* Problema 1
Segundo a notícia sobre a busca de parceiros da INB para explorar urânio, quantas cartas convite a estatal enviou a grupos produtores de fosfato?
* Problema 2
Repita o trecho da notícia sobre a busca de parceiros da INB para explorar urânio que começa em "Empresas como Bunge, Fosfértil" e termina em "produtora do fosfato.".
* Problema 3
Escreva o que vem a seguir na notícia sobre a busca de parceiros da INB para explorar urânio, começando logo depois da última frase apresentada.

+++ Página

Título: INB busca parceiros para explorar urânio
Autor: Durão , Vera Saavedra ; Santos, Chico
Fonte: Valor Econômico, 14/09/2007, Empresas, p. B7

Tranjan Filho, presidente: aliança é necessária porque o urânio é minério residual A estatal Indústrias Nucleares do Brasil (INB) pretende quadruplicar sua produção de urânio até 2012 -de 400 para 1.600 toneladas ao ano - preparando-se para a possibilidade de atender a demanda futura de oito novas usinas nucleares a serem construídas até 2030, além de Angra III, prevista para operar em 2013. Para chegar lá, a estatal não cogita abrir mão do monopólio da extração e produção do urânio, garantido pela União, como aspiram mineradoras privadas interessadas em produzir no país o minério básico da energia atômica. Mesmo sem perspectivas a curto prazo de flexibilização do monopólio, o novo presidente da INB, Alfredo Tranjan Filho, decidiu inovar e já trabalha na busca de parceiros privados para explorar jazidas da estatal onde existe urânio associado a outros minerais. É o caso de Santa Quitéria, no Ceará: há predominância de fosfato e urânio como residual.

No início desta semana, a INB expediu sete cartas convite para grupos produtores de fosfato, potenciais interessados no negócio. Até 20 de novembro Tranjan pretende proceder a abertura dos envelopes com as propostas dos investidores. Segundo ele, "ganha quem apresentar a melhor proposta". O modelo inédito de negócio desenhado pela INB dá à iniciativa privada a responsabilidade pela lavra de fosfato da mina, cabendo ao INB o tratamento do urânio. A operação em curso tem a vantagem de não violar o monopólio estatal e, ao mesmo tempo, viabilizar parceria da INB com grupos privados. Esta aliança é vista pelo presidente da estatal como "necessária" porque o urânio de Santa Quitéria só pode ser extraído como resíduo da produção de fosfato, mineral dominante na jazida. "A mina continua sendo da INB, mas o parceiro privado que vencer a disputa pode explorar, produzir e processar o fosfato e nós ficamos com o urânio", resumiu o executivo. Ele disse que o governo vai garantir toda infra-estrutura e logística do empreendimento.

Empresas como Bunge, Fosfértil e Vale do Rio Doce podem vir a ser candidatas naturais a concorrer ao direito de investir US$ 170 milhões para capacitar a mina a produzir no mínimo 120 mil toneladas anuais de fosfato, conforme estudo de viabilidade feito pela INB. Se houver interesse em ampliar esta produção, a mina comporta, pois tem reservas de 8,3 milhões de toneladas de óxido de fósforo e 142,5 mil toneladas de óxido de urânio. A estatal planeja investir US$ 20 milhões adicionais para, a partir do rejeito da planta de fosfato, produzir 800 toneladas anuais de urânio, exatamente o dobro da produção brasileira atual, obtida na sua mina de Caetité (BA). De acordo com Tranjan, nesta parceria uma planta será acoplada à outra, não havendo risco de apropriação ilegal de urânio pela empresa produtora do fosfato.

++++++
+++ Trechos de dados

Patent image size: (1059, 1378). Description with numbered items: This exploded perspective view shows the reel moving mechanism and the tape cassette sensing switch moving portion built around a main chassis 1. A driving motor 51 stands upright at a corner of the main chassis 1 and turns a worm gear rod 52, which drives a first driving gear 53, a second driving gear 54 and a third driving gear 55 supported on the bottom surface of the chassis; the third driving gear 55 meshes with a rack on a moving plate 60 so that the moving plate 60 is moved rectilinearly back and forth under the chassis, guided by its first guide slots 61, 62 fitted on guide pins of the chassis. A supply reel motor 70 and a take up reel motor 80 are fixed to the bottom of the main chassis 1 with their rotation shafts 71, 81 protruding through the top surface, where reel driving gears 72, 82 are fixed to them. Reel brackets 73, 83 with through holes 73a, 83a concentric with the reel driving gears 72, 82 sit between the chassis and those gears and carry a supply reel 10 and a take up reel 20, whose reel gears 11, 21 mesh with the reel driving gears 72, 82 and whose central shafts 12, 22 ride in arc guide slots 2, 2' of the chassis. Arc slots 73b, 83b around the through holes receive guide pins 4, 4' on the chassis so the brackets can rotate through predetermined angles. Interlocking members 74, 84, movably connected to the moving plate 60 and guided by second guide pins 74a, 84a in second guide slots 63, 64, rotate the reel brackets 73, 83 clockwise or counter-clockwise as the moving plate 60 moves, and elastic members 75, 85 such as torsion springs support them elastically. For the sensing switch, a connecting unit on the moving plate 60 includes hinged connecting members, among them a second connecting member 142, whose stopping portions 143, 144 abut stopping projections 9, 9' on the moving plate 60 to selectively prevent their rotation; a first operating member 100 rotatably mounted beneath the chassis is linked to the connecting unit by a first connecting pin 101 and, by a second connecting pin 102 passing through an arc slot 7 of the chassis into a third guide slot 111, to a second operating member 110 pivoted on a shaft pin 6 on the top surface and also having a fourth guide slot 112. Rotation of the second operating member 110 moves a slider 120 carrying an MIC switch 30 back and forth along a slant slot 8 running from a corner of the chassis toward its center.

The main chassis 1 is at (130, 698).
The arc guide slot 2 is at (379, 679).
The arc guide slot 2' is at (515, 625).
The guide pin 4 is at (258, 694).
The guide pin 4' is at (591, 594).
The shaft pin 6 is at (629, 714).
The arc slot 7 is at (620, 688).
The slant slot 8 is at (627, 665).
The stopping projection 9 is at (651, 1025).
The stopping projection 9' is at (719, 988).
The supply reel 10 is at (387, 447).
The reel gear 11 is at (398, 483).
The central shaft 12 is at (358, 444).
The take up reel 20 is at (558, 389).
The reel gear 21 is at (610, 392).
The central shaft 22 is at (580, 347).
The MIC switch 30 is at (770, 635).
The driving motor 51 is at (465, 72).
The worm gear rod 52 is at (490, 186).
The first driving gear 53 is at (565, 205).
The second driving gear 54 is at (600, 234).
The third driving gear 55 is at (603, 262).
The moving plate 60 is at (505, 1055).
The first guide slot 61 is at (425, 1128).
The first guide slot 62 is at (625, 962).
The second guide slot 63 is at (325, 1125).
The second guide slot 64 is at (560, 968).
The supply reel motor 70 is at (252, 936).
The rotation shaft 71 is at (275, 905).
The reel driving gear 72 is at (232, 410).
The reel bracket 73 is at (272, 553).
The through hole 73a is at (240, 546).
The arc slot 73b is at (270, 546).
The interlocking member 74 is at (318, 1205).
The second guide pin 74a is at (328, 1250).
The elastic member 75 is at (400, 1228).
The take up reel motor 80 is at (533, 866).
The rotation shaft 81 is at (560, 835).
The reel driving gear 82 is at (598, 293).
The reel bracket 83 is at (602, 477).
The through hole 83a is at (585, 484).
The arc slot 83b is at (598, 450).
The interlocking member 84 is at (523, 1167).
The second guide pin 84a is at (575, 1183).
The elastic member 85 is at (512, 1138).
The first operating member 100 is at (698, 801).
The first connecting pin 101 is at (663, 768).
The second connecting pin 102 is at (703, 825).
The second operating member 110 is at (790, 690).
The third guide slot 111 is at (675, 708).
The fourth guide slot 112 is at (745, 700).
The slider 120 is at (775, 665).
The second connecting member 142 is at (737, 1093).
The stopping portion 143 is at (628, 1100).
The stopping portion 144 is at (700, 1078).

++++++

* Resposta 1
Sete cartas convite.

* Resposta 2
Empresas como Bunge, Fosfértil e Vale do Rio Doce podem vir a ser candidatas naturais a concorrer ao direito de investir US$ 170 milhões para capacitar a mina a produzir no mínimo 120 mil toneladas anuais de fosfato, conforme estudo de viabilidade feito pela INB. Se houver interesse em ampliar esta produção, a mina comporta, pois tem reservas de 8,3 milhões de toneladas de óxido de fósforo e 142,5 mil toneladas de óxido de urânio. A estatal planeja investir US$ 20 milhões adicionais para, a partir do rejeito da planta de fosfato, produzir 800 toneladas anuais de urânio, exatamente o dobro da produção brasileira atual, obtida na sua mina de Caetité (BA). De acordo com Tranjan, nesta parceria uma planta será acoplada à outra, não havendo risco de apropriação ilegal de urânio pela empresa produtora do fosfato.

* Resposta 3
Hoje, o Brasil importa aproximadamente a metade do seu consumo de fosfato, usado, principalmente, para fazer fertilizantes e, secundariamente, para ração animal e consumo humano. Quanto ao urânio, o país produz atualmente 400 toneladas anuais do minério já beneficiado (óxido de urânio, conhecido como "yellow cake") necessárias para alimentar as usinas Angra I e II. Juntas, elas têm capacidade nominal para gerar cerca de 2.000 MW de energia elétrica, perto da metade do consumo do Estado do Rio de Janeiro. Toda a produção nacional de urânio vem da mina de Caetité, cuja capacidade deverá ser duplicada até 2010. Pelo cronograma da INB, Santa Quitéria entrará em produção em 2011, atingindo 800 mil toneladas de urânio em 2012.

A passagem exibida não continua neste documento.